• Exercise directions
Across the entries that follow, how many lines have the word "sich" in them? Give only the number.

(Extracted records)
Segment Open
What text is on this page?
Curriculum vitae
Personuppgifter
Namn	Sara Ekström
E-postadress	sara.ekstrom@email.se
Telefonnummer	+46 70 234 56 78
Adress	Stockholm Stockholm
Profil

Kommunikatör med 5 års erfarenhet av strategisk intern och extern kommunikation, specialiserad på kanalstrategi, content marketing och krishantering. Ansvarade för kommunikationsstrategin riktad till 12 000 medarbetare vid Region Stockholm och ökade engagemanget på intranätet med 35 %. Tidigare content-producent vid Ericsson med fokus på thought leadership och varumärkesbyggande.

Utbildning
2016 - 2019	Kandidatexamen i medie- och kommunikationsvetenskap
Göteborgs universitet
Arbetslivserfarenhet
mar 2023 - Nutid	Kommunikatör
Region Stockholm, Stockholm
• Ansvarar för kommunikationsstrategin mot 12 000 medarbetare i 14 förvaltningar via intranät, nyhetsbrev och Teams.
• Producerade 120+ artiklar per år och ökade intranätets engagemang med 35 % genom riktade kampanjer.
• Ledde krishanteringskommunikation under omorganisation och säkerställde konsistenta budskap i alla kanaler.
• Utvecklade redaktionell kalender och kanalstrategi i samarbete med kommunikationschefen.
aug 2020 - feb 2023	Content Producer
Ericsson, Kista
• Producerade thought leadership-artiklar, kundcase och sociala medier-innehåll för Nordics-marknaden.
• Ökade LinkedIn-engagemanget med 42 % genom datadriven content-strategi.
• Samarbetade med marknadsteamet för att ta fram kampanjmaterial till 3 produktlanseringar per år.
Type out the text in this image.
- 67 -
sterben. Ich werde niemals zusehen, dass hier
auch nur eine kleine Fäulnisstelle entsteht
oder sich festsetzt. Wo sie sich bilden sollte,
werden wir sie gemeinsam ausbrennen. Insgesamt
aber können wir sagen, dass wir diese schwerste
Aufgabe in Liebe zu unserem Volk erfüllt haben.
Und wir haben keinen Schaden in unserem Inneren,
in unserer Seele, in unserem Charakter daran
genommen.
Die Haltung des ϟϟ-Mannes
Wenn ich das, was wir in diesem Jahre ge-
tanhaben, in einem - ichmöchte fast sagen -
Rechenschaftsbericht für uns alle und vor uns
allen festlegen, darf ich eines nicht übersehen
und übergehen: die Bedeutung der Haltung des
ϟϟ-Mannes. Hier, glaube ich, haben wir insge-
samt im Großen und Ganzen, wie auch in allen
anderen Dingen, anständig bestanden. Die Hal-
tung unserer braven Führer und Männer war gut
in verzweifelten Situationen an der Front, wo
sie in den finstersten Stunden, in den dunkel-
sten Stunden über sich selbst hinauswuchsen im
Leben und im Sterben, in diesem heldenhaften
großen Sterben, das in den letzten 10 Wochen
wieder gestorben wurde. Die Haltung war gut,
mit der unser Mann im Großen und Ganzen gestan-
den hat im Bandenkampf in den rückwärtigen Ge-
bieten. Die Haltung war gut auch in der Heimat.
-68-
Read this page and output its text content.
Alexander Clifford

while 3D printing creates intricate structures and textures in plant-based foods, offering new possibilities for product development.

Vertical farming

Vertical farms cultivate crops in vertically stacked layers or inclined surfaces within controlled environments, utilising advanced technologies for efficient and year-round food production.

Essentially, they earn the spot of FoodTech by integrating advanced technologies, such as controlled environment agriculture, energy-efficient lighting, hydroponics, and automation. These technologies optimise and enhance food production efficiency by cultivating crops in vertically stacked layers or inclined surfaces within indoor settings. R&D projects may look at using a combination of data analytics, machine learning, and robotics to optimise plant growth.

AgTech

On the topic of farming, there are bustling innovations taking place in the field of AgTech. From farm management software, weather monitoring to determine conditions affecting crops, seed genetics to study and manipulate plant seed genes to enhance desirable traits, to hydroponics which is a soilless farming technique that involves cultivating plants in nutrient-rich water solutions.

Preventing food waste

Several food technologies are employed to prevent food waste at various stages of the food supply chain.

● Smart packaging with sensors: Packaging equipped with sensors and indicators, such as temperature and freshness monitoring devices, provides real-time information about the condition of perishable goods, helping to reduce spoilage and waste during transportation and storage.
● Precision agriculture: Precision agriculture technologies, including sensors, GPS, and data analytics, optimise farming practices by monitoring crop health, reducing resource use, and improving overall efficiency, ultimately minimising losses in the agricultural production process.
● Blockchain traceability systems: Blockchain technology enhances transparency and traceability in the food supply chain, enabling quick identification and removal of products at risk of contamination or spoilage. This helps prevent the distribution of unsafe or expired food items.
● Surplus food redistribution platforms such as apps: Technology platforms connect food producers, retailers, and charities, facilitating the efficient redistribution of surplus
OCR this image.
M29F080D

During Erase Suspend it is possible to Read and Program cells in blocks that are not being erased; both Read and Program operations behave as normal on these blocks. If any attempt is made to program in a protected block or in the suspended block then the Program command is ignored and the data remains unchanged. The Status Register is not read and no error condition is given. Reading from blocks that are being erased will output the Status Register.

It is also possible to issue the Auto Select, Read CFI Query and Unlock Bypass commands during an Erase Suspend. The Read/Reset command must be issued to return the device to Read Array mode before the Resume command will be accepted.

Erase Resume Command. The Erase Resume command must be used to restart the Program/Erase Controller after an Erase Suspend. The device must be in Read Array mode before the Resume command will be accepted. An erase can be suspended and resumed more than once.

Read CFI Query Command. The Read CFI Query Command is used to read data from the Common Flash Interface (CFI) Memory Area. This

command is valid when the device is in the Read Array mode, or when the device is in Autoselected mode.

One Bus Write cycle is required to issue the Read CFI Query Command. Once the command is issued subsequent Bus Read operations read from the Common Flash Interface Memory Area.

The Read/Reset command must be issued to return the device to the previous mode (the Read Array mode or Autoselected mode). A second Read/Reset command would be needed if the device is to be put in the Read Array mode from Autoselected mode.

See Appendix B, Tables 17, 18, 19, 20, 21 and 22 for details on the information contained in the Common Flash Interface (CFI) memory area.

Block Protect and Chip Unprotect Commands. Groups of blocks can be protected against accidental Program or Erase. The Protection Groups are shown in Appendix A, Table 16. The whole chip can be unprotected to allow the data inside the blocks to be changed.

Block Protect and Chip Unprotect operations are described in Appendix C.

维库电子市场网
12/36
Segment Closed
• Written solution
2